[Begin DATA PROVIDED]
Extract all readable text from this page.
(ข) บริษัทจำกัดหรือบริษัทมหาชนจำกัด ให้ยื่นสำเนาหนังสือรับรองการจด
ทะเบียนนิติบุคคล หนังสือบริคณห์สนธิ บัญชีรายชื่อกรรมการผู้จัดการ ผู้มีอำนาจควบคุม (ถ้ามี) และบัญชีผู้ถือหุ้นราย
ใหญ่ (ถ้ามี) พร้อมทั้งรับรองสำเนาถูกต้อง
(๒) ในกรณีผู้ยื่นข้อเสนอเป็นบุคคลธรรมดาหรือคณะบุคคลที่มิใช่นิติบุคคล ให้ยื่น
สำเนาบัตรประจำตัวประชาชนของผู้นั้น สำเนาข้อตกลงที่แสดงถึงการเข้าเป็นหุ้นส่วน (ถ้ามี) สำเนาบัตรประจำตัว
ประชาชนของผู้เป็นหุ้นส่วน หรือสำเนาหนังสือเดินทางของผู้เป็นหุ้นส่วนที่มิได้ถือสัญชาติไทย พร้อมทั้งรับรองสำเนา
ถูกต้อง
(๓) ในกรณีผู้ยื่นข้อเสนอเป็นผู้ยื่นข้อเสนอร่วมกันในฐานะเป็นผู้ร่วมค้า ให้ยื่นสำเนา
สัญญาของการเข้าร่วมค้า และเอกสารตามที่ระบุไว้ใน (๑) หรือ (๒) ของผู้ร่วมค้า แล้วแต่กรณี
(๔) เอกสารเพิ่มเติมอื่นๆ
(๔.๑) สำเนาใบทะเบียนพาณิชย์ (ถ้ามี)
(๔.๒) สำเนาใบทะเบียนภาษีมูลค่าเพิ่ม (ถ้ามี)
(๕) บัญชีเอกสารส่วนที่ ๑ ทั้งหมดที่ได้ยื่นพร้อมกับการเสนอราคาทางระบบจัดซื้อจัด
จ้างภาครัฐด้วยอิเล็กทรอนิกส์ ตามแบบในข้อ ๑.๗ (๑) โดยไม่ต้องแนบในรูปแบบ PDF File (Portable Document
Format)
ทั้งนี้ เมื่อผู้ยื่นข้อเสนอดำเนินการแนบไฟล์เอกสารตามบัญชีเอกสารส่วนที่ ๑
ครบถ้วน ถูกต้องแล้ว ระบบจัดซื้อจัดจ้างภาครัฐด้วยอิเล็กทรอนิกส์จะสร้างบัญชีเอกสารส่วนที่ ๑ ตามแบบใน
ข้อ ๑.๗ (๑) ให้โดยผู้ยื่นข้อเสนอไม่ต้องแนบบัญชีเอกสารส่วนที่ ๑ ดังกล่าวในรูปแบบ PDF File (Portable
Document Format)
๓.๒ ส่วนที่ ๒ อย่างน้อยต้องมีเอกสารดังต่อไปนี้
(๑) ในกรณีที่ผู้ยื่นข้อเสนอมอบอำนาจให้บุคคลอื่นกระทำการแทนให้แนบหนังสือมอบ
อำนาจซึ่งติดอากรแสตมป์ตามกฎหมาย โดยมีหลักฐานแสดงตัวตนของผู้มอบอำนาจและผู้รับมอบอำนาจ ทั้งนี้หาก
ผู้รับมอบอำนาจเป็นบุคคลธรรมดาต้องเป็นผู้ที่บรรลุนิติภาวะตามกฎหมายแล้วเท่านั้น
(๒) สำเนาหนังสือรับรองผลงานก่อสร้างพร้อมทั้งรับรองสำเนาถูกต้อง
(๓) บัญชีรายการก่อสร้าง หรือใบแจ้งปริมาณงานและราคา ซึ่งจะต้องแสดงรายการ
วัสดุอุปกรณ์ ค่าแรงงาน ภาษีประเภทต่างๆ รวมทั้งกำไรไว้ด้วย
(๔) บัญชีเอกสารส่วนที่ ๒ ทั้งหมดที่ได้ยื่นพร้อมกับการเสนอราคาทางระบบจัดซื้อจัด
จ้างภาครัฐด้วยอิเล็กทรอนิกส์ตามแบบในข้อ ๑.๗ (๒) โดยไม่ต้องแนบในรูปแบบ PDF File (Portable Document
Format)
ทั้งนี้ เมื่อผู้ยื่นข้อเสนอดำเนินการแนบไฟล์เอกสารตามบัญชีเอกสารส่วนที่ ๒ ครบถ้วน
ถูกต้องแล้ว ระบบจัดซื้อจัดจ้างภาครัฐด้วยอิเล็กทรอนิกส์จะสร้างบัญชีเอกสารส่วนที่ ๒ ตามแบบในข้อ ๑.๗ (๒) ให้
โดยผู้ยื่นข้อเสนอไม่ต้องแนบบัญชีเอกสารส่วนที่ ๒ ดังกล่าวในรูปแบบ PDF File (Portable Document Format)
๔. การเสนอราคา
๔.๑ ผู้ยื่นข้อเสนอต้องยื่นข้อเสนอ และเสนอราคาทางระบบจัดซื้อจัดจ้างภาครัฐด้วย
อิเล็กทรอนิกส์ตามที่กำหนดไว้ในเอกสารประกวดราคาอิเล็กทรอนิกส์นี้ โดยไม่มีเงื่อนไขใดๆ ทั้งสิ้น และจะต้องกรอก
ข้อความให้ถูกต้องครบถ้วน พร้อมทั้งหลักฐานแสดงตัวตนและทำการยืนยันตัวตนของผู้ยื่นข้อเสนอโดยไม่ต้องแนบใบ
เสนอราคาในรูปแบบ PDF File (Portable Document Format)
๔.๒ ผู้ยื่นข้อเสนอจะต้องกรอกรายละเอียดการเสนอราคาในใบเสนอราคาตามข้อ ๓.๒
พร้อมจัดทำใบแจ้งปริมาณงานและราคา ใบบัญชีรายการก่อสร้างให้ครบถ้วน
[End DATA PROVIDED]
[Begin DATA PROVIDED]
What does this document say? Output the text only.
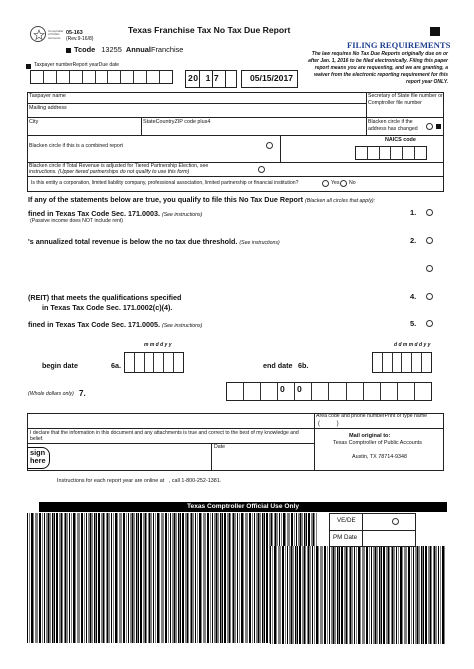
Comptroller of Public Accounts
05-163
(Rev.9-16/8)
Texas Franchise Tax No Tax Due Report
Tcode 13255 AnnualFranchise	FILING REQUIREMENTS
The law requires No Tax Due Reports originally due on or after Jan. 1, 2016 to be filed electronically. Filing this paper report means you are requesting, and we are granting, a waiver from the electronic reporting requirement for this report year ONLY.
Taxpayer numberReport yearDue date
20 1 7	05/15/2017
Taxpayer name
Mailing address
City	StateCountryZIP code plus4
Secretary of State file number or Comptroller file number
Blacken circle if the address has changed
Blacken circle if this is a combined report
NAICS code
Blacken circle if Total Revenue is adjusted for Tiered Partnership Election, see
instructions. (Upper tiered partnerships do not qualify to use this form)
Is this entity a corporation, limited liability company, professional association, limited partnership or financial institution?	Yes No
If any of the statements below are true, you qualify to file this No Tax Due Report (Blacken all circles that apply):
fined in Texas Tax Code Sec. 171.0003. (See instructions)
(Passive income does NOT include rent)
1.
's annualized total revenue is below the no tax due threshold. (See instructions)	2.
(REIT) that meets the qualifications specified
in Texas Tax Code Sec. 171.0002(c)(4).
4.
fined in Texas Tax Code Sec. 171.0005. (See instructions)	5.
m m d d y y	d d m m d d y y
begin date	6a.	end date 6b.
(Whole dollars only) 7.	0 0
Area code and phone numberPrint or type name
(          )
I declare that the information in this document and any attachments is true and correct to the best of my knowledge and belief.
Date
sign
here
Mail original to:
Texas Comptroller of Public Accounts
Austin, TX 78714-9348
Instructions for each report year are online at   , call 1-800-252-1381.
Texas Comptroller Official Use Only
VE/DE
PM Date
[End DATA PROVIDED]
[Begin DATA PROVIDED]
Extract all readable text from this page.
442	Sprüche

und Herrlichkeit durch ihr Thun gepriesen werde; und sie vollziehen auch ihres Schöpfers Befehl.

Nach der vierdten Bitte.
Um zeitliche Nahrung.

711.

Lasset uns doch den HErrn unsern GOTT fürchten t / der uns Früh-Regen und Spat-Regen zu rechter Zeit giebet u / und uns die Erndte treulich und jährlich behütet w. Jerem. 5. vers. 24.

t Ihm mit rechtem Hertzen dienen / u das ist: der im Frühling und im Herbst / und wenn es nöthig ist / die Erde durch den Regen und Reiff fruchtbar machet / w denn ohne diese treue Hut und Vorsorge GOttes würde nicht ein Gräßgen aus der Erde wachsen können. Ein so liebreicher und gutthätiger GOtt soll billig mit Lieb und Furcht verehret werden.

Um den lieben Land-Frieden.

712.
[End DATA PROVIDED]
• **GOAL**:
Find the word "Public" in the records and pull out each line that has it.

• **THE SOLUTION**:
Comptroller of Public Accounts
Texas Comptroller of Public Accounts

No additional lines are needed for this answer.